● WHAT YOU NEED TO DO: Look for the word "blood" in the material below, then report each line where it occurs.
═════ DATA FOR ANALYSIS ═════
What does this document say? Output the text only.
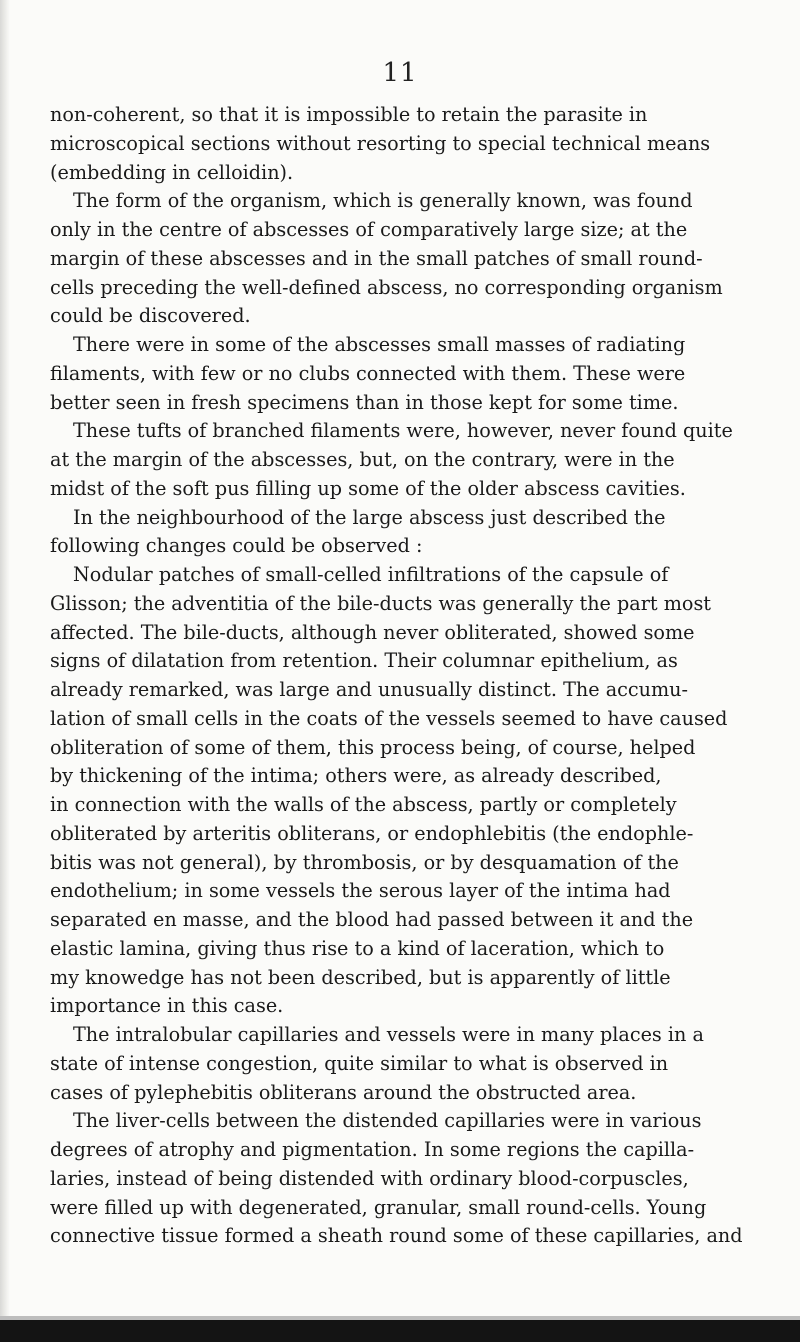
11
non-coherent, so that it is impossible to retain the parasite in
microscopical sections without resorting to special technical means
(embedding in celloidin).
The form of the organism, which is generally known, was found
only in the centre of abscesses of comparatively large size; at the
margin of these abscesses and in the small patches of small round-
cells preceding the well-defined abscess, no corresponding organism
could be discovered.
There were in some of the abscesses small masses of radiating
filaments, with few or no clubs connected with them. These were
better seen in fresh specimens than in those kept for some time.
These tufts of branched filaments were, however, never found quite
at the margin of the abscesses, but, on the contrary, were in the
midst of the soft pus filling up some of the older abscess cavities.
In the neighbourhood of the large abscess just described the
following changes could be observed :
Nodular patches of small-celled infiltrations of the capsule of
Glisson; the adventitia of the bile-ducts was generally the part most
affected. The bile-ducts, although never obliterated, showed some
signs of dilatation from retention. Their columnar epithelium, as
already remarked, was large and unusually distinct. The accumu-
lation of small cells in the coats of the vessels seemed to have caused
obliteration of some of them, this process being, of course, helped
by thickening of the intima; others were, as already described,
in connection with the walls of the abscess, partly or completely
obliterated by arteritis obliterans, or endophlebitis (the endophle-
bitis was not general), by thrombosis, or by desquamation of the
endothelium; in some vessels the serous layer of the intima had
separated en masse, and the blood had passed between it and the
elastic lamina, giving thus rise to a kind of laceration, which to
my knowedge has not been described, but is apparently of little
importance in this case.
The intralobular capillaries and vessels were in many places in a
state of intense congestion, quite similar to what is observed in
cases of pylephebitis obliterans around the obstructed area.
The liver-cells between the distended capillaries were in various
degrees of atrophy and pigmentation. In some regions the capilla-
laries, instead of being distended with ordinary blood-corpuscles,
were filled up with degenerated, granular, small round-cells. Young
connective tissue formed a sheath round some of these capillaries, and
═════
● EXPECTED ANSWER:
separated en masse, and the blood had passed between it and the
laries, instead of being distended with ordinary blood-corpuscles,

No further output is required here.